Dataset items:
****************************************
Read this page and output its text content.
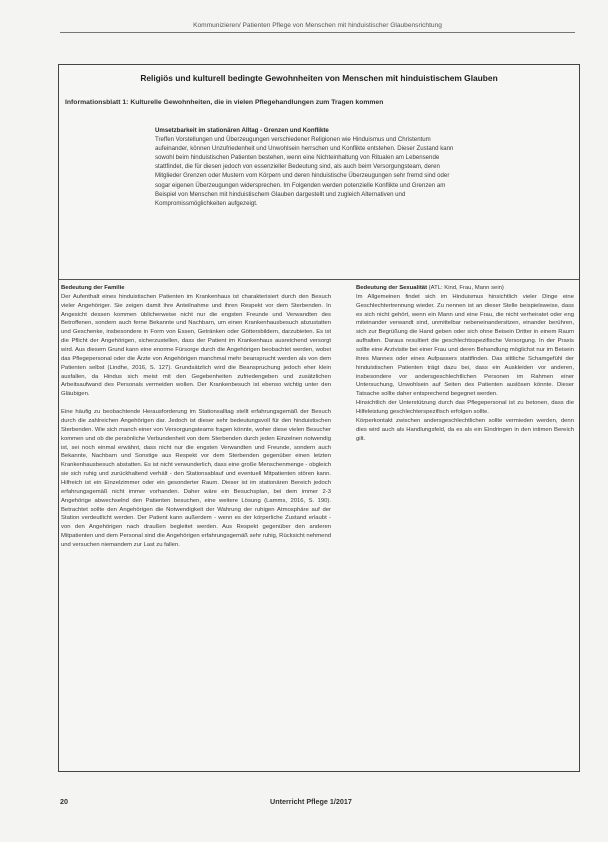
Kommunizieren/ Patienten Pflege von Menschen mit hinduistischer Glaubensrichtung
Religiös und kulturell bedingte Gewohnheiten von Menschen mit hinduistischem Glauben
Informationsblatt 1: Kulturelle Gewohnheiten, die in vielen Pflegehandlungen zum Tragen kommen

Umsetzbarkeit im stationären Alltag - Grenzen und Konflikte

Treffen Vorstellungen und Überzeugungen verschiedener Religionen wie Hinduismus und Christentum aufeinander, können Unzufriedenheit und Unwohlsein herrschen und Konflikte entstehen. Dieser Zustand kann sowohl beim hinduistischen Patienten bestehen, wenn eine Nichteinhaltung von Ritualen am Lebensende stattfindet, die für diesen jedoch von essenzieller Bedeutung sind, als auch beim Versorgungsteam, deren Mitglieder Grenzen oder Mustern vom Körpern und deren hinduistische Überzeugungen sehr fremd sind oder sogar eigenen Überzeugungen widersprechen. Im Folgenden werden potenzielle Konflikte und Grenzen am Beispiel von Menschen mit hinduistischem Glauben dargestellt und zugleich Alternativen und Kompromissmöglichkeiten aufgezeigt.

Bedeutung der Familie

Der Aufenthalt eines hinduistischen Patienten im Krankenhaus ist charakterisiert durch den Besuch vieler Angehöriger. Sie zeigen damit ihre Anteilnahme und ihren Respekt vor dem Sterbenden. In Angesicht dessen kommen üblicherweise nicht nur die engsten Freunde und Verwandten des Betroffenen, sondern auch ferne Bekannte und Nachbarn, um einen Krankenhausbesuch abzustatten und Geschenke, insbesondere in Form von Essen, Getränken oder Göttersbildern, darzubieten. Es ist die Pflicht der Angehörigen, sicherzustellen, dass der Patient im Krankenhaus ausreichend versorgt wird. Aus diesem Grund kann eine enorme Fürsorge durch die Angehörigen beobachtet werden, wobei das Pflegepersonal oder die Ärzte von Angehörigen manchmal mehr beansprucht werden als von dem Patienten selbst (Lindhe, 2016, S. 127). Grundsätzlich wird die Beanspruchung jedoch eher klein ausfallen, da Hindus sich meist mit den Gegebenheiten zufriedengeben und zusätzlichen Arbeitsaufwand des Personals vermeiden wollen. Der Krankenbesuch ist ebenso wichtig unter den Gläubigen.

Eine häufig zu beobachtende Herausforderung im Stationsalltag stellt erfahrungsgemäß der Besuch durch die zahlreichen Angehörigen dar. Jedoch ist dieser sehr bedeutungsvoll für den hinduistischen Sterbenden. Wie sich manch einer von Versorgungsteams fragen könnte, woher diese vielen Besucher kommen und ob die persönliche Verbundenheit von dem Sterbenden durch jeden Einzelnen notwendig ist, sei noch einmal erwähnt, dass nicht nur die engsten Verwandten und Freunde, sondern auch Bekannte, Nachbarn und Sonstige aus Respekt vor dem Sterbenden gegenüber einen letzten Krankenhausbesuch abstatten. Es ist nicht verwunderlich, dass eine große Menschenmenge - obgleich sie sich ruhig und zurückhaltend verhält - den Stationsablauf und eventuell Mitpatienten stören kann. Hilfreich ist ein Einzelzimmer oder ein gesonderter Raum. Dieser ist im stationären Bereich jedoch erfahrungsgemäß nicht immer vorhanden. Daher wäre ein Besuchsplan, bei dem immer 2-3 Angehörige abwechselnd den Patienten besuchen, eine weitere Lösung (Lamms, 2016, S. 190). Betrachtet sollte den Angehörigen die Notwendigkeit der Wahrung der ruhigen Atmosphäre auf der Station verdeutlicht werden. Der Patient kann außerdem - wenn es der körperliche Zustand erlaubt - von den Angehörigen nach draußen begleitet werden. Aus Respekt gegenüber den anderen Mitpatienten und dem Personal sind die Angehörigen erfahrungsgemäß sehr ruhig, Rücksicht nehmend und versuchen niemandem zur Last zu fallen.

Bedeutung der Sexualität (ATL: Kind, Frau, Mann sein)

Im Allgemeinen findet sich im Hinduismus hinsichtlich vieler Dinge eine Geschlechtertrennung wieder. Zu nennen ist an dieser Stelle beispielsweise, dass es sich nicht gehört, wenn ein Mann und eine Frau, die nicht verheiratet oder eng miteinander verwandt sind, unmittelbar nebeneinandersitzen, einander berühren, sich zur Begrüßung die Hand geben oder sich ohne Beisein Dritter in einem Raum aufhalten. Daraus resultiert die geschlechtsspezifische Versorgung. In der Praxis sollte eine Arztvisite bei einer Frau und deren Behandlung möglichst nur im Beisein ihres Mannes oder eines Aufpassers stattfinden. Das sittliche Schamgefühl der hinduistischen Patienten trägt dazu bei, dass ein Auskleiden vor anderen, insbesondere vor andersgeschlechtlichen Personen im Rahmen einer Untersuchung, Unwohlsein auf Seiten des Patienten auslösen könnte. Dieser Tatsache sollte daher entsprechend begegnet werden.

Hinsichtlich der Unterstützung durch das Pflegepersonal ist zu betonen, dass die Hilfeleistung geschlechterspezifisch erfolgen sollte.

Körperkontakt zwischen andersgeschlechtlichen sollte vermieden werden, denn dies wird auch als Handlungsfeld, da es als ein Eindringen in den intimen Bereich gilt.

20	Unterricht Pflege 1/2017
****************************************
Leave out the pictures and copy the rest of the material above exactly.

Read this page and output its text content.
Kommunizieren/ Patienten Pflege von Menschen mit hinduistischer Glaubensrichtung
Religiös und kulturell bedingte Gewohnheiten von Menschen mit hinduistischem Glauben
Informationsblatt 1: Kulturelle Gewohnheiten, die in vielen Pflegehandlungen zum Tragen kommen

Umsetzbarkeit im stationären Alltag - Grenzen und Konflikte

Treffen Vorstellungen und Überzeugungen verschiedener Religionen wie Hinduismus und Christentum aufeinander, können Unzufriedenheit und Unwohlsein herrschen und Konflikte entstehen. Dieser Zustand kann sowohl beim hinduistischen Patienten bestehen, wenn eine Nichteinhaltung von Ritualen am Lebensende stattfindet, die für diesen jedoch von essenzieller Bedeutung sind, als auch beim Versorgungsteam, deren Mitglieder Grenzen oder Mustern vom Körpern und deren hinduistische Überzeugungen sehr fremd sind oder sogar eigenen Überzeugungen widersprechen. Im Folgenden werden potenzielle Konflikte und Grenzen am Beispiel von Menschen mit hinduistischem Glauben dargestellt und zugleich Alternativen und Kompromissmöglichkeiten aufgezeigt.

Bedeutung der Familie

Der Aufenthalt eines hinduistischen Patienten im Krankenhaus ist charakterisiert durch den Besuch vieler Angehöriger. Sie zeigen damit ihre Anteilnahme und ihren Respekt vor dem Sterbenden. In Angesicht dessen kommen üblicherweise nicht nur die engsten Freunde und Verwandten des Betroffenen, sondern auch ferne Bekannte und Nachbarn, um einen Krankenhausbesuch abzustatten und Geschenke, insbesondere in Form von Essen, Getränken oder Göttersbildern, darzubieten. Es ist die Pflicht der Angehörigen, sicherzustellen, dass der Patient im Krankenhaus ausreichend versorgt wird. Aus diesem Grund kann eine enorme Fürsorge durch die Angehörigen beobachtet werden, wobei das Pflegepersonal oder die Ärzte von Angehörigen manchmal mehr beansprucht werden als von dem Patienten selbst (Lindhe, 2016, S. 127). Grundsätzlich wird die Beanspruchung jedoch eher klein ausfallen, da Hindus sich meist mit den Gegebenheiten zufriedengeben und zusätzlichen Arbeitsaufwand des Personals vermeiden wollen. Der Krankenbesuch ist ebenso wichtig unter den Gläubigen.

Eine häufig zu beobachtende Herausforderung im Stationsalltag stellt erfahrungsgemäß der Besuch durch die zahlreichen Angehörigen dar. Jedoch ist dieser sehr bedeutungsvoll für den hinduistischen Sterbenden. Wie sich manch einer von Versorgungsteams fragen könnte, woher diese vielen Besucher kommen und ob die persönliche Verbundenheit von dem Sterbenden durch jeden Einzelnen notwendig ist, sei noch einmal erwähnt, dass nicht nur die engsten Verwandten und Freunde, sondern auch Bekannte, Nachbarn und Sonstige aus Respekt vor dem Sterbenden gegenüber einen letzten Krankenhausbesuch abstatten. Es ist nicht verwunderlich, dass eine große Menschenmenge - obgleich sie sich ruhig und zurückhaltend verhält - den Stationsablauf und eventuell Mitpatienten stören kann. Hilfreich ist ein Einzelzimmer oder ein gesonderter Raum. Dieser ist im stationären Bereich jedoch erfahrungsgemäß nicht immer vorhanden. Daher wäre ein Besuchsplan, bei dem immer 2-3 Angehörige abwechselnd den Patienten besuchen, eine weitere Lösung (Lamms, 2016, S. 190). Betrachtet sollte den Angehörigen die Notwendigkeit der Wahrung der ruhigen Atmosphäre auf der Station verdeutlicht werden. Der Patient kann außerdem - wenn es der körperliche Zustand erlaubt - von den Angehörigen nach draußen begleitet werden. Aus Respekt gegenüber den anderen Mitpatienten und dem Personal sind die Angehörigen erfahrungsgemäß sehr ruhig, Rücksicht nehmend und versuchen niemandem zur Last zu fallen.

Bedeutung der Sexualität (ATL: Kind, Frau, Mann sein)

Im Allgemeinen findet sich im Hinduismus hinsichtlich vieler Dinge eine Geschlechtertrennung wieder. Zu nennen ist an dieser Stelle beispielsweise, dass es sich nicht gehört, wenn ein Mann und eine Frau, die nicht verheiratet oder eng miteinander verwandt sind, unmittelbar nebeneinandersitzen, einander berühren, sich zur Begrüßung die Hand geben oder sich ohne Beisein Dritter in einem Raum aufhalten. Daraus resultiert die geschlechtsspezifische Versorgung. In der Praxis sollte eine Arztvisite bei einer Frau und deren Behandlung möglichst nur im Beisein ihres Mannes oder eines Aufpassers stattfinden. Das sittliche Schamgefühl der hinduistischen Patienten trägt dazu bei, dass ein Auskleiden vor anderen, insbesondere vor andersgeschlechtlichen Personen im Rahmen einer Untersuchung, Unwohlsein auf Seiten des Patienten auslösen könnte. Dieser Tatsache sollte daher entsprechend begegnet werden.

Hinsichtlich der Unterstützung durch das Pflegepersonal ist zu betonen, dass die Hilfeleistung geschlechterspezifisch erfolgen sollte.

Körperkontakt zwischen andersgeschlechtlichen sollte vermieden werden, denn dies wird auch als Handlungsfeld, da es als ein Eindringen in den intimen Bereich gilt.

20	Unterricht Pflege 1/2017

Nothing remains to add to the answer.